_Source passage_
▼
When Mike Massaro graduated from Emerson College in 1992, he wanted to be a local sports anchor.
That never materialized, but a family’s love of motor sports sent him in a different direction.
This week, with NASCAR closing in on crowning its 2015 Sprint Cup Series champion, Massaro will be on pit road at Phoenix International Raceway Sunday holding a microphone for NBC Sports as one of the most recognizable faces in NASCAR broadcasting.
Massaro, of Ellington, works for NBC Sports as a pit reporter for their coverage of Sprint Cup Series and XFINITY Series events. He also serves as a studio host and feature contributor for NBC’s NASCAR Across America.
“I had a career path that I was thinking about when I got out of school, but it was not racing,” Massaro, 45, said. “In my mind’s eye, I wanted to be a local sports anchor. The guy that did the two- or three-minute sportscast on the local news every night. That was I wanted to do, or thought I wanted to do.”
Massaro’s father, Tom, had been involved as a crew member for years helping local modified racing teams at the short tracks of Connecticut and the Northeast. So Mike was around tracks as a kid growing up in Manchester.
▲
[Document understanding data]
▼
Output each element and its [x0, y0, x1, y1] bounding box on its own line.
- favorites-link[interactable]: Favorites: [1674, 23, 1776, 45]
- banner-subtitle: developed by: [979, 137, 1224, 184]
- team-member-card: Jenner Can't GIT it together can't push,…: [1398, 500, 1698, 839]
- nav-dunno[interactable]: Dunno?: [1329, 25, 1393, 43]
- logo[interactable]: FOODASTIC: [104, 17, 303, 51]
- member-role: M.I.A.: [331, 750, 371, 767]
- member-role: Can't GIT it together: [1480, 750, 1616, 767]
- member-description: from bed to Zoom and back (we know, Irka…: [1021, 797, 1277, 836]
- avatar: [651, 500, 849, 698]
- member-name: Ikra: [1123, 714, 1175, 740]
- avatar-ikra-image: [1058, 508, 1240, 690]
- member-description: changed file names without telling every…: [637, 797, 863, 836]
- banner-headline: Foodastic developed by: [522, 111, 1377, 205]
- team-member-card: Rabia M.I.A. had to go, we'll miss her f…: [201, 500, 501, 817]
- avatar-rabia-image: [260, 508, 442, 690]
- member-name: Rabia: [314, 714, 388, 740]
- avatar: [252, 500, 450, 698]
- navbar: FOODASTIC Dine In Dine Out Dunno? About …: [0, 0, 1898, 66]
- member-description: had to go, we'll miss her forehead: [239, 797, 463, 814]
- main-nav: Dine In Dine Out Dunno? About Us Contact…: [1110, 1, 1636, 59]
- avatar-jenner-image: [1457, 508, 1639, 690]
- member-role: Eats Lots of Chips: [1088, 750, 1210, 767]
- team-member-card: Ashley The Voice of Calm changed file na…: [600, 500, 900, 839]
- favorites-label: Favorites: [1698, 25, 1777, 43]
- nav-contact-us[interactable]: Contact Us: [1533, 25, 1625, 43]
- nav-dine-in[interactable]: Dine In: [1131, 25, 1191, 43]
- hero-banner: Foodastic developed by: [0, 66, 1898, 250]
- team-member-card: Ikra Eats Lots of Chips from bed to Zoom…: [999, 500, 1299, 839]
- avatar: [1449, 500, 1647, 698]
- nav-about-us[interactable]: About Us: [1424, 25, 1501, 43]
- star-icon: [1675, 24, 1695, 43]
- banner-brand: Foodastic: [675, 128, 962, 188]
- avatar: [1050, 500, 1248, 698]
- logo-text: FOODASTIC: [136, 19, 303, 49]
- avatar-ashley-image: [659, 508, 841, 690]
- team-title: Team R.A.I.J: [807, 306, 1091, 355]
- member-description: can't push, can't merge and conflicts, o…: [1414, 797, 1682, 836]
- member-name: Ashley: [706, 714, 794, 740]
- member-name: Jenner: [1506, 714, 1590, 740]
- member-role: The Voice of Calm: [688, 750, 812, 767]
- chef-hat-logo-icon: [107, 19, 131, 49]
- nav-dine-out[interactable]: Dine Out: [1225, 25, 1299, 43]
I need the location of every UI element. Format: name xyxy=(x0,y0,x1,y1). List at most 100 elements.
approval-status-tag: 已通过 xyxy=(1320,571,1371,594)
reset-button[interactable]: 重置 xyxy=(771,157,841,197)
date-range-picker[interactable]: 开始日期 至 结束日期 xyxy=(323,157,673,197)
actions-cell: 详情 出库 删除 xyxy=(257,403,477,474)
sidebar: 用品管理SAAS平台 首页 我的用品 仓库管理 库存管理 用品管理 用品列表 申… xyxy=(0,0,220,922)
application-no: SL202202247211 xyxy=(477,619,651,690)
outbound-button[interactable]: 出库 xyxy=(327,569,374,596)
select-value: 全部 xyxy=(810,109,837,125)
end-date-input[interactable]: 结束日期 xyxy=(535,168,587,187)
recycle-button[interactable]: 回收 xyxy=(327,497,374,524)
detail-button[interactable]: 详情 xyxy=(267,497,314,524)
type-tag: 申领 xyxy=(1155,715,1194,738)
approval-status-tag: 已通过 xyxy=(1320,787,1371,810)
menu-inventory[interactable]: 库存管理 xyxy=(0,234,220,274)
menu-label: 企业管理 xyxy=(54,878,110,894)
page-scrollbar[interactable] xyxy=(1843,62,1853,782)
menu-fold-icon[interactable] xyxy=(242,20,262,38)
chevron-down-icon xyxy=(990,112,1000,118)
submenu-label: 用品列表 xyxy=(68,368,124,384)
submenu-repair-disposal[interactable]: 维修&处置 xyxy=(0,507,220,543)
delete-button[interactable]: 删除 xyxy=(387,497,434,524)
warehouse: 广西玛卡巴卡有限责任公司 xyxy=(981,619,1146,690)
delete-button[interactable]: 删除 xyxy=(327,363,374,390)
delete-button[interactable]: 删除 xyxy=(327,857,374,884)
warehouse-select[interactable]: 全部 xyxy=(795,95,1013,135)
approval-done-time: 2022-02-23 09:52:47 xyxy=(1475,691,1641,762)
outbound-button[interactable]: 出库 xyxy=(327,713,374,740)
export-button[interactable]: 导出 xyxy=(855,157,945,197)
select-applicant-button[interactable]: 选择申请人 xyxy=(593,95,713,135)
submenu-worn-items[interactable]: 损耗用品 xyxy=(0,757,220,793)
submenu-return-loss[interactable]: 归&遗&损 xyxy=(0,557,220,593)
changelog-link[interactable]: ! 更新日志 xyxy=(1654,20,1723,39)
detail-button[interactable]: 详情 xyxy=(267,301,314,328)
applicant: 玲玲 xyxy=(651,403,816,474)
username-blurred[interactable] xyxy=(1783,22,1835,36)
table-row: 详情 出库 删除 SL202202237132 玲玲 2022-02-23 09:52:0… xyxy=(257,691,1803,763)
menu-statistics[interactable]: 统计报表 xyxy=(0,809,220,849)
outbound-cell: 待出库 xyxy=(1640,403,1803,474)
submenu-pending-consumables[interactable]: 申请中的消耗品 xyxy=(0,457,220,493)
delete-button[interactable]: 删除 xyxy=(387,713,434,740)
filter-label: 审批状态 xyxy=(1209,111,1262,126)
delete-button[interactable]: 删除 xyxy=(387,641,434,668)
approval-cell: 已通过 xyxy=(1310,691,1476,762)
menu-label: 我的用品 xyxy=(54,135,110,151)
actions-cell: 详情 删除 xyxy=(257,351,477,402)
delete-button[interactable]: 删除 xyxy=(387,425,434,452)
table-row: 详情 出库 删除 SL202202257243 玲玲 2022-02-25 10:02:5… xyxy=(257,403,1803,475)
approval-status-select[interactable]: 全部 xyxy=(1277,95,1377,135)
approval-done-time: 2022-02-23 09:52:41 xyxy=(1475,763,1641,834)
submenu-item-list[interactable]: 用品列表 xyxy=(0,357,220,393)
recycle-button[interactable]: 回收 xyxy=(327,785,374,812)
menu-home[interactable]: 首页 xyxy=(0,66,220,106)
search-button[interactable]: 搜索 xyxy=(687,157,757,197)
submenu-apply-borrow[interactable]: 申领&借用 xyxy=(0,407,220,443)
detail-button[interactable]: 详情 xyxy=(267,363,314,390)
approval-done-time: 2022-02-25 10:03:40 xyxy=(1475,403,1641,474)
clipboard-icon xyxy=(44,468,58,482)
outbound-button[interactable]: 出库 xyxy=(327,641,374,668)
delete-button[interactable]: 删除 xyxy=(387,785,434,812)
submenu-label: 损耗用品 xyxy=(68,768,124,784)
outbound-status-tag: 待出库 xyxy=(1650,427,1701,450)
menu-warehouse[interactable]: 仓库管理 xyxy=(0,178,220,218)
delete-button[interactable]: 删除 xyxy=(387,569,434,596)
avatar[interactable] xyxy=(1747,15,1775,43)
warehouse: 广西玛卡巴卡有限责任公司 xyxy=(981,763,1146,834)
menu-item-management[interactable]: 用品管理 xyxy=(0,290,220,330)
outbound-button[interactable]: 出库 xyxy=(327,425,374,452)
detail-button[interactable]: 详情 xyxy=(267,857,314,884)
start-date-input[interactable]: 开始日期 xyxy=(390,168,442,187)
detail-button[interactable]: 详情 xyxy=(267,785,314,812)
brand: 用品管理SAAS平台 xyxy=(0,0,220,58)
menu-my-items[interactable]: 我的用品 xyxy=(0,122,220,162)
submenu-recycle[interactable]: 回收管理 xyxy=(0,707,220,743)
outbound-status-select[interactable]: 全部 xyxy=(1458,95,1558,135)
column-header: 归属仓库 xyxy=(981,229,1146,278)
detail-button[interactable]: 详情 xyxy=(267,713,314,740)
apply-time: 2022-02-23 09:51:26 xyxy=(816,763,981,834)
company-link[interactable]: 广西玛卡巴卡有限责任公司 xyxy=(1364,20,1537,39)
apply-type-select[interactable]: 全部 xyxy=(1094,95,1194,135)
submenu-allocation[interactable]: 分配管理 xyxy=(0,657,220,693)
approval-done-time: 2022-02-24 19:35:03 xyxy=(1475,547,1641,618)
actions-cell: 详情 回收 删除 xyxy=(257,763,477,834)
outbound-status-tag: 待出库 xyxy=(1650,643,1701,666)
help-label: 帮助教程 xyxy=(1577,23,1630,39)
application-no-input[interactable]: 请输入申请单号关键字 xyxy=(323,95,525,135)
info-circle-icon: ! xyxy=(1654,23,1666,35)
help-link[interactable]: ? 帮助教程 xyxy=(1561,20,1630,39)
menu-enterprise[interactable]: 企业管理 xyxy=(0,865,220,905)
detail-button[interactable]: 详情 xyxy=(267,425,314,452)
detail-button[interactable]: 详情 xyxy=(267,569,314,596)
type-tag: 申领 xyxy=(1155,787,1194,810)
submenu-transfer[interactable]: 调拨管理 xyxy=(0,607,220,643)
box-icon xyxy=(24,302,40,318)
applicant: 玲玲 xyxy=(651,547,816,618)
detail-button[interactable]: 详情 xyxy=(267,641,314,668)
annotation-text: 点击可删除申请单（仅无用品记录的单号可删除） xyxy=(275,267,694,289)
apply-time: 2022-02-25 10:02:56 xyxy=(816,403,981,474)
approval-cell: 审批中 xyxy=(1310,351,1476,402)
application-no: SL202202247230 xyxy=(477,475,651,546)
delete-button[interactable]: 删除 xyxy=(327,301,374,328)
▲
_Task description_
In the article about Mike Massaro, in which town did he grow up?

_Completed task_
Manchester